Problem to work on. Transcribe the records in full, keeping every character as it is.

Information shown.
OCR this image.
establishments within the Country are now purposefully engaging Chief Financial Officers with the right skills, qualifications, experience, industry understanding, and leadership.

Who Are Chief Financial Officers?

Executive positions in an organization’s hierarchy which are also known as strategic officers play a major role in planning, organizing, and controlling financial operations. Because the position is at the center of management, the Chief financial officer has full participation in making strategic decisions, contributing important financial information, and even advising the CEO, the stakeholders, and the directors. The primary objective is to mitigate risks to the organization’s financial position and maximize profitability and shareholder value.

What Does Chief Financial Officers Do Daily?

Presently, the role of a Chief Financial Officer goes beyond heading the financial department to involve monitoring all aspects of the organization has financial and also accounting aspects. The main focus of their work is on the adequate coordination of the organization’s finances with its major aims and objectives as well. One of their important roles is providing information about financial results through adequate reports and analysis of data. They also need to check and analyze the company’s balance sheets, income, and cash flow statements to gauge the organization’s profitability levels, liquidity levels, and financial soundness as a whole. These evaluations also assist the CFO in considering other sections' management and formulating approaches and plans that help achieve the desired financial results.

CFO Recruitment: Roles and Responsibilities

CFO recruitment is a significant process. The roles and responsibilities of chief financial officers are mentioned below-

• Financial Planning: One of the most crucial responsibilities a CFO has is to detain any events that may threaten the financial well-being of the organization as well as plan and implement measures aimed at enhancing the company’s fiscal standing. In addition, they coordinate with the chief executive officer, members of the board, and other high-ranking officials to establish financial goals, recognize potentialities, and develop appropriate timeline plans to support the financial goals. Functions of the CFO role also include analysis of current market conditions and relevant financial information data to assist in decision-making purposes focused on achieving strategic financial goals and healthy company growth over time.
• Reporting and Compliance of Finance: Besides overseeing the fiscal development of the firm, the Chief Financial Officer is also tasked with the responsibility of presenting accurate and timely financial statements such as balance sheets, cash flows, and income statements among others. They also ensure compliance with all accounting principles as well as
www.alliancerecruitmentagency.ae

Problem solution.
OCR this image.
establishments within the Country are now purposefully engaging Chief Financial Officers with the right skills, qualifications, experience, industry understanding, and leadership.

Who Are Chief Financial Officers?

Executive positions in an organization’s hierarchy which are also known as strategic officers play a major role in planning, organizing, and controlling financial operations. Because the position is at the center of management, the Chief financial officer has full participation in making strategic decisions, contributing important financial information, and even advising the CEO, the stakeholders, and the directors. The primary objective is to mitigate risks to the organization’s financial position and maximize profitability and shareholder value.

What Does Chief Financial Officers Do Daily?

Presently, the role of a Chief Financial Officer goes beyond heading the financial department to involve monitoring all aspects of the organization has financial and also accounting aspects. The main focus of their work is on the adequate coordination of the organization’s finances with its major aims and objectives as well. One of their important roles is providing information about financial results through adequate reports and analysis of data. They also need to check and analyze the company’s balance sheets, income, and cash flow statements to gauge the organization’s profitability levels, liquidity levels, and financial soundness as a whole. These evaluations also assist the CFO in considering other sections' management and formulating approaches and plans that help achieve the desired financial results.

CFO Recruitment: Roles and Responsibilities

CFO recruitment is a significant process. The roles and responsibilities of chief financial officers are mentioned below-

• Financial Planning: One of the most crucial responsibilities a CFO has is to detain any events that may threaten the financial well-being of the organization as well as plan and implement measures aimed at enhancing the company’s fiscal standing. In addition, they coordinate with the chief executive officer, members of the board, and other high-ranking officials to establish financial goals, recognize potentialities, and develop appropriate timeline plans to support the financial goals. Functions of the CFO role also include analysis of current market conditions and relevant financial information data to assist in decision-making purposes focused on achieving strategic financial goals and healthy company growth over time.
• Reporting and Compliance of Finance: Besides overseeing the fiscal development of the firm, the Chief Financial Officer is also tasked with the responsibility of presenting accurate and timely financial statements such as balance sheets, cash flows, and income statements among others. They also ensure compliance with all accounting principles as well as
www.alliancerecruitmentagency.ae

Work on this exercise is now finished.